Given instruction: Examine the records and identify each line that includes the string "alleged". Copy those lines.

Stored entries:
....

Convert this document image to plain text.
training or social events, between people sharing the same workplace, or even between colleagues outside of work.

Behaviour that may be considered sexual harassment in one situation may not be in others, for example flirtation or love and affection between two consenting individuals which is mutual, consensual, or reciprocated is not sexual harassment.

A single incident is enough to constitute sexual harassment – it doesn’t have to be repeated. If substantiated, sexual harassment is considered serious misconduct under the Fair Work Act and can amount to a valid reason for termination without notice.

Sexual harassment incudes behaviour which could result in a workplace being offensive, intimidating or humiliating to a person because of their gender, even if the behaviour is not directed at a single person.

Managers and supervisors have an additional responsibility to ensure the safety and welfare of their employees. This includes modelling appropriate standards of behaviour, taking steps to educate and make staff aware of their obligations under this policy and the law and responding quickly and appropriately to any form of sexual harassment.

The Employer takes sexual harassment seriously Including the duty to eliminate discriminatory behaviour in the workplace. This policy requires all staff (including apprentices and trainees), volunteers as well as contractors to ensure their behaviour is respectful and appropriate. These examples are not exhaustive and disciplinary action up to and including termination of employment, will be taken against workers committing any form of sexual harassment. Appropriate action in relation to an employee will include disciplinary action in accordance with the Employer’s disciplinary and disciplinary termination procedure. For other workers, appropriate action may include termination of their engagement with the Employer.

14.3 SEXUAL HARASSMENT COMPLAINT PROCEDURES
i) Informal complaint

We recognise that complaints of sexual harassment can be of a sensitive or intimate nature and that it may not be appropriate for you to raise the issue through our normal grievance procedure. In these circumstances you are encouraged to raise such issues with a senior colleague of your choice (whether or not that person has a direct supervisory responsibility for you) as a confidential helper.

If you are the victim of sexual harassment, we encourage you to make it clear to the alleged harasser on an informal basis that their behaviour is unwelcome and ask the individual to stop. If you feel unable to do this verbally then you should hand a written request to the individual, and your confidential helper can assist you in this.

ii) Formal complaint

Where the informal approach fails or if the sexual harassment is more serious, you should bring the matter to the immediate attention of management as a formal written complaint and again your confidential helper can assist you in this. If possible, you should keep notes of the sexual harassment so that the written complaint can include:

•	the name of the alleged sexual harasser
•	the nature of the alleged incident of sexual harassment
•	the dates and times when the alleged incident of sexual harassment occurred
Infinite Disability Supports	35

....

Completed task:
If you are the victim of sexual harassment, we encourage you to make it clear to the alleged harasser on an informal basis that their behaviour is unwelcome and ask the individual to stop. If you feel unable to do this verbally then you should hand a written request to the individual, and your confidential helper can assist you in this.
•	the name of the alleged sexual harasser
•	the nature of the alleged incident of sexual harassment
•	the dates and times when the alleged incident of sexual harassment occurred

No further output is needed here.